■ **Job**
Produce an exact transcription of the listing below, omitting the pictures.

[Start]

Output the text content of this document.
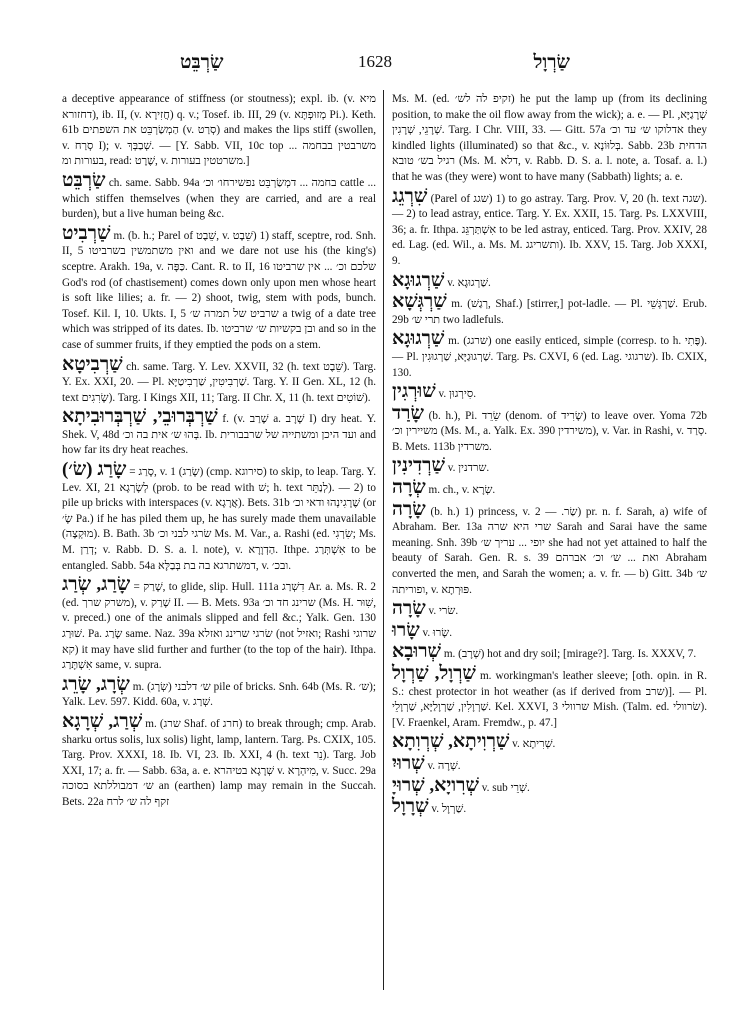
שַׂרְבֵּט	1628	שַׂרְוָל

a deceptive appearance of stiffness (or stoutness); expl. ib. (v. מיא דחזורא), ib. II, (v. חֲזִירָא) q. v.; Tosef. ib. III, 29 (v. מְזוּפְתָּא Pi.). Keth. 61b הַמְשַׂרְבֵּט את השפתים (v. סְרַט) and makes the lips stiff (swollen, v. סְרַח I); v. שְׁבַבְּךְ. — [Y. Sabb. VII, 10c top ... משרבטין בבחמה בעורות ומ, read: שֶׁרֶט, v. משרטטין בעורות.]

שַׂרְבֵּט ch. same. Sabb. 94a בחמה ... דמְשַׂרְבֵּט נפשירחו׳ וכ׳ cattle ... which stiffen themselves (when they are carried, and are a real burden), but a live human being &c.

שַׁרְבִיט m. (b. h.; Parel of שֵׁבֶט, v. שֵׁבֶט) 1) staff, sceptre, rod. Snh. II, 5 ואין משתמשין בשרביטו and we dare not use his (the king's) sceptre. Arakh. 19a, v. כַּפָּה. Cant. R. to II, 16 שלכם וכ׳ ... אין שרביטו God's rod (of chastisement) comes down only upon men whose heart is soft like lilies; a. fr. — 2) shoot, twig, stem with pods, bunch. Tosef. Kil. I, 10. Ukts. I, 5 שרביט של תמרה ש׳ a twig of a date tree which was stripped of its dates. Ib. ובן בקשיות ש׳ שרביטו and so in the case of summer fruits, if they emptied the pods on a stem.

שַׁרְבִיטָא ch. same. Targ. Y. Lev. XXVII, 32 (h. text שֵׁבֶט). Targ. Y. Ex. XXI, 20. — Pl. שַׁרְבִיטִין, שַׁרְבִיטַיָּא. Targ. Y. II Gen. XL, 12 (h. text שָׂרִגִים). Targ. I Kings XII, 11; Targ. II Chr. X, 11 (h. text שׁוֹטִים).

שַׁרְבְּרוּבֵי, שַׁרְבְּרוּבִיתָא f. (v. שֶׁרַב a. שָׁרָב I) dry heat. Y. Shek. V, 48d בְּהוּ ש׳ אית בה וכ׳. Ib. ועד היכן ומשתייה של שרבבורית and how far its dry heat reaches.

שָׂרַג (שׂ׳) = סָרַג, v. שָׂרַג) 1) (cmp. סירוגא) to skip, to leap. Targ. Y. Lev. XI, 21 לְשָׂרְגָא (prob. to be read with שׁ; h. text לְנַתֵּר). — 2) to pile up bricks with interspaces (v. אֲרָגָא). Bets. 31b שֶׁרָגִינְהוּ ודאי וכ׳ (or שָׂ׳ Pa.) if he has piled them up, he has surely made them unavailable (מוּקְצֶה). B. Bath. 3b שׂרגי לבני וכ׳ Ms. M. Var., a. Rashi (ed. שִׂרְגִי; Ms. M. דְרַן; v. Rabb. D. S. a. l. note), v. הַדְוָרָא. Ithpe. אִשְׁתְּרַג to be entangled. Sabb. 54a דמשתרגא בה בת בְּבַלָּא, v. ובכ׳.

שָׂרַג, שְׂרַג = שָׁרַק, to glide, slip. Hull. 111a דִשְׁרַג Ar. a. Ms. R. 2 (ed. משרק שרך), v. שָׁרַק II. — B. Mets. 93a שרינג חד וכ׳ (Ms. H. שִׁוּר, v. preced.) one of the animals slipped and fell &c.; Yalk. Gen. 130 שׁוּרַג. Pa. שָׂרַג same. Naz. 39a שׂרגי שרינג ואזלא (not ואזיל; Rashi שרוגי קא) it may have slid further and further (to the top of the hair). Ithpa. אִשְׁתָּרַג same, v. supra.

שְׂרָג, שָׂרֵג m. (שְׂרָג) ש׳ דלבני pile of bricks. Snh. 64b (Ms. R. ש׳); Yalk. Lev. 597. Kidd. 60a, v. שְׁרַג.

שְׁרַג, שְׁרָגָא m. (שרג Shaf. of חרג) to break through; cmp. Arab. sharku ortus solis, lux solis) light, lamp, lantern. Targ. Ps. CXIX, 105. Targ. Prov. XXXI, 18. Ib. VI, 23. Ib. XXI, 4 (h. text נֵר). Targ. Job XXI, 17; a. fr. — Sabb. 63a, a. e. שְׁרָגָא בטיהרא v. מִיהְרָא, v. Succ. 29a ש׳ דמבוללתא בסוכה an (earthen) lamp may remain in the Succah. Bets. 22a זקף לה ש׳ לרח

Ms. M. (ed. זקיפ לה לש׳) he put the lamp up (from its declining position, to make the oil flow away from the wick); a. e. — Pl. שְׁרָגַיָּא, שְׁרָגֵי, שְׁרָגִין. Targ. I Chr. VIII, 33. — Gitt. 57a אדלוקו ש׳ עד וכ׳ they kindled lights (illuminated) so that &c., v. בְּלוּוֹנָא. Sabb. 23b הדחית רגיל בש׳ טובא (Ms. M. דלא, v. Rabb. D. S. a. l. note, a. Tosaf. a. l.) that he was (they were) wont to have many (Sabbath) lights; a. e.

שִׁרְגֵג (Parel of שגג) 1) to go astray. Targ. Prov. V, 20 (h. text שגה). — 2) to lead astray, entice. Targ. Y. Ex. XXII, 15. Targ. Ps. LXXVIII, 36; a. fr. Ithpa. אִשְׁתַּרְגֵּג to be led astray, enticed. Targ. Prov. XXIV, 28 ed. Lag. (ed. Wil., a. Ms. M. ותשריגג). Ib. XXV, 15. Targ. Job XXXI, 9.

שַׁרְגוּגָא v. שַׁרְגוּגָא.

שַׁרְגְּשָׁא m. (רְגַשׁ, Shaf.) [stirrer,] pot-ladle. — Pl. שַׁרְגְּשֵׁי. Erub. 29b תרי ש׳ two ladlefuls.

שַׁרְגוּגָא m. (שרגג) one easily enticed, simple (corresp. to h. פֶּתִי). — Pl. שַׁרְגוּגַיָּא, שַׁרְגוּגִין. Targ. Ps. CXVI, 6 (ed. Lag. שרגוגי). Ib. CXIX, 130.

שׁוּרְגִין v. סִירְגוּן.

שָׂרַד (b. h.), Pi. שֵׂרֵד (denom. of שָׂרִיד) to leave over. Yoma 72b משיירין וכ׳ (Ms. M., a. Yalk. Ex. 390 משירדין), v. Var. in Rashi, v. סְרַד. B. Mets. 113b משרדין.

שַׁרְדִינִין v. שרדנין.

שְׂרָה m. ch., v. שְׂרָא.

שָׂרָה (b. h.) 1) princess, v. שַׂר. — 2) pr. n. f. Sarah, a) wife of Abraham. Ber. 13a שרי היא שרה Sarah and Sarai have the same meaning. Snh. 39b יופי ... עריך ש׳ she had not yet attained to half the beauty of Sarah. Gen. R. s. 39 ואת ... ש׳ וכ׳ אברהם Abraham converted the men, and Sarah the women; a. v. fr. — b) Gitt. 34b ש׳ ופוריתה, v. פּוּרְתָא.

שָׂרָה v. שׂרי.

שָׂרוּ v. שָׂרוּ.

שְׁרוּבָא m. (שְׁרָב) hot and dry soil; [mirage?]. Targ. Is. XXXV, 7.

שַׁרְוָל, שַׁרְוָל m. workingman's leather sleeve; [oth. opin. in R. S.: chest protector in hot weather (as if derived from שרב)]. — Pl. שַׁרְוָלִין, שַׁרְוָלַיָּא, שַׁרְוָלֵי. Kel. XXVI, 3 שרוולי Mish. (Talm. ed. שׂרוולי). [V. Fraenkel, Aram. Fremdw., p. 47.]

שַׁרְוִיתָא, שְׁרְוִתָא v. שְׁרִיתָא.

שְׁרוּיִ v. שְׁרָה.

שְׁרִויָא, שְׁרוּיָ v. sub שְׁרֵי.

שְׁרָוָל v. שַׁרְוָל.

[End]

■ **Answer to the problem**
Output the text content of this document.
שַׂרְבֵּט	1628	שַׂרְוָל

a deceptive appearance of stiffness (or stoutness); expl. ib. (v. מיא דחזורא), ib. II, (v. חֲזִירָא) q. v.; Tosef. ib. III, 29 (v. מְזוּפְתָּא Pi.). Keth. 61b הַמְשַׂרְבֵּט את השפתים (v. סְרַט) and makes the lips stiff (swollen, v. סְרַח I); v. שְׁבַבְּךְ. — [Y. Sabb. VII, 10c top ... משרבטין בבחמה בעורות ומ, read: שֶׁרֶט, v. משרטטין בעורות.]

שַׂרְבֵּט ch. same. Sabb. 94a בחמה ... דמְשַׂרְבֵּט נפשירחו׳ וכ׳ cattle ... which stiffen themselves (when they are carried, and are a real burden), but a live human being &c.

שַׁרְבִיט m. (b. h.; Parel of שֵׁבֶט, v. שֵׁבֶט) 1) staff, sceptre, rod. Snh. II, 5 ואין משתמשין בשרביטו and we dare not use his (the king's) sceptre. Arakh. 19a, v. כַּפָּה. Cant. R. to II, 16 שלכם וכ׳ ... אין שרביטו God's rod (of chastisement) comes down only upon men whose heart is soft like lilies; a. fr. — 2) shoot, twig, stem with pods, bunch. Tosef. Kil. I, 10. Ukts. I, 5 שרביט של תמרה ש׳ a twig of a date tree which was stripped of its dates. Ib. ובן בקשיות ש׳ שרביטו and so in the case of summer fruits, if they emptied the pods on a stem.

שַׁרְבִיטָא ch. same. Targ. Y. Lev. XXVII, 32 (h. text שֵׁבֶט). Targ. Y. Ex. XXI, 20. — Pl. שַׁרְבִיטִין, שַׁרְבִיטַיָּא. Targ. Y. II Gen. XL, 12 (h. text שָׂרִגִים). Targ. I Kings XII, 11; Targ. II Chr. X, 11 (h. text שׁוֹטִים).

שַׁרְבְּרוּבֵי, שַׁרְבְּרוּבִיתָא f. (v. שֶׁרַב a. שָׁרָב I) dry heat. Y. Shek. V, 48d בְּהוּ ש׳ אית בה וכ׳. Ib. ועד היכן ומשתייה של שרבבורית and how far its dry heat reaches.

שָׂרַג (שׂ׳) = סָרַג, v. שָׂרַג) 1) (cmp. סירוגא) to skip, to leap. Targ. Y. Lev. XI, 21 לְשָׂרְגָא (prob. to be read with שׁ; h. text לְנַתֵּר). — 2) to pile up bricks with interspaces (v. אֲרָגָא). Bets. 31b שֶׁרָגִינְהוּ ודאי וכ׳ (or שָׂ׳ Pa.) if he has piled them up, he has surely made them unavailable (מוּקְצֶה). B. Bath. 3b שׂרגי לבני וכ׳ Ms. M. Var., a. Rashi (ed. שִׂרְגִי; Ms. M. דְרַן; v. Rabb. D. S. a. l. note), v. הַדְוָרָא. Ithpe. אִשְׁתְּרַג to be entangled. Sabb. 54a דמשתרגא בה בת בְּבַלָּא, v. ובכ׳.

שָׂרַג, שְׂרַג = שָׁרַק, to glide, slip. Hull. 111a דִשְׁרַג Ar. a. Ms. R. 2 (ed. משרק שרך), v. שָׁרַק II. — B. Mets. 93a שרינג חד וכ׳ (Ms. H. שִׁוּר, v. preced.) one of the animals slipped and fell &c.; Yalk. Gen. 130 שׁוּרַג. Pa. שָׂרַג same. Naz. 39a שׂרגי שרינג ואזלא (not ואזיל; Rashi שרוגי קא) it may have slid further and further (to the top of the hair). Ithpa. אִשְׁתָּרַג same, v. supra.

שְׂרָג, שָׂרֵג m. (שְׂרָג) ש׳ דלבני pile of bricks. Snh. 64b (Ms. R. ש׳); Yalk. Lev. 597. Kidd. 60a, v. שְׁרַג.

שְׁרַג, שְׁרָגָא m. (שרג Shaf. of חרג) to break through; cmp. Arab. sharku ortus solis, lux solis) light, lamp, lantern. Targ. Ps. CXIX, 105. Targ. Prov. XXXI, 18. Ib. VI, 23. Ib. XXI, 4 (h. text נֵר). Targ. Job XXI, 17; a. fr. — Sabb. 63a, a. e. שְׁרָגָא בטיהרא v. מִיהְרָא, v. Succ. 29a ש׳ דמבוללתא בסוכה an (earthen) lamp may remain in the Succah. Bets. 22a זקף לה ש׳ לרח

Ms. M. (ed. זקיפ לה לש׳) he put the lamp up (from its declining position, to make the oil flow away from the wick); a. e. — Pl. שְׁרָגַיָּא, שְׁרָגֵי, שְׁרָגִין. Targ. I Chr. VIII, 33. — Gitt. 57a אדלוקו ש׳ עד וכ׳ they kindled lights (illuminated) so that &c., v. בְּלוּוֹנָא. Sabb. 23b הדחית רגיל בש׳ טובא (Ms. M. דלא, v. Rabb. D. S. a. l. note, a. Tosaf. a. l.) that he was (they were) wont to have many (Sabbath) lights; a. e.

שִׁרְגֵג (Parel of שגג) 1) to go astray. Targ. Prov. V, 20 (h. text שגה). — 2) to lead astray, entice. Targ. Y. Ex. XXII, 15. Targ. Ps. LXXVIII, 36; a. fr. Ithpa. אִשְׁתַּרְגֵּג to be led astray, enticed. Targ. Prov. XXIV, 28 ed. Lag. (ed. Wil., a. Ms. M. ותשריגג). Ib. XXV, 15. Targ. Job XXXI, 9.

שַׁרְגוּגָא v. שַׁרְגוּגָא.

שַׁרְגְּשָׁא m. (רְגַשׁ, Shaf.) [stirrer,] pot-ladle. — Pl. שַׁרְגְּשֵׁי. Erub. 29b תרי ש׳ two ladlefuls.

שַׁרְגוּגָא m. (שרגג) one easily enticed, simple (corresp. to h. פֶּתִי). — Pl. שַׁרְגוּגַיָּא, שַׁרְגוּגִין. Targ. Ps. CXVI, 6 (ed. Lag. שרגוגי). Ib. CXIX, 130.

שׁוּרְגִין v. סִירְגוּן.

שָׂרַד (b. h.), Pi. שֵׂרֵד (denom. of שָׂרִיד) to leave over. Yoma 72b משיירין וכ׳ (Ms. M., a. Yalk. Ex. 390 משירדין), v. Var. in Rashi, v. סְרַד. B. Mets. 113b משרדין.

שַׁרְדִינִין v. שרדנין.

שְׂרָה m. ch., v. שְׂרָא.

שָׂרָה (b. h.) 1) princess, v. שַׂר. — 2) pr. n. f. Sarah, a) wife of Abraham. Ber. 13a שרי היא שרה Sarah and Sarai have the same meaning. Snh. 39b יופי ... עריך ש׳ she had not yet attained to half the beauty of Sarah. Gen. R. s. 39 ואת ... ש׳ וכ׳ אברהם Abraham converted the men, and Sarah the women; a. v. fr. — b) Gitt. 34b ש׳ ופוריתה, v. פּוּרְתָא.

שָׂרָה v. שׂרי.

שָׂרוּ v. שָׂרוּ.

שְׁרוּבָא m. (שְׁרָב) hot and dry soil; [mirage?]. Targ. Is. XXXV, 7.

שַׁרְוָל, שַׁרְוָל m. workingman's leather sleeve; [oth. opin. in R. S.: chest protector in hot weather (as if derived from שרב)]. — Pl. שַׁרְוָלִין, שַׁרְוָלַיָּא, שַׁרְוָלֵי. Kel. XXVI, 3 שרוולי Mish. (Talm. ed. שׂרוולי). [V. Fraenkel, Aram. Fremdw., p. 47.]

שַׁרְוִיתָא, שְׁרְוִתָא v. שְׁרִיתָא.

שְׁרוּיִ v. שְׁרָה.

שְׁרִויָא, שְׁרוּיָ v. sub שְׁרֵי.

שְׁרָוָל v. שַׁרְוָל.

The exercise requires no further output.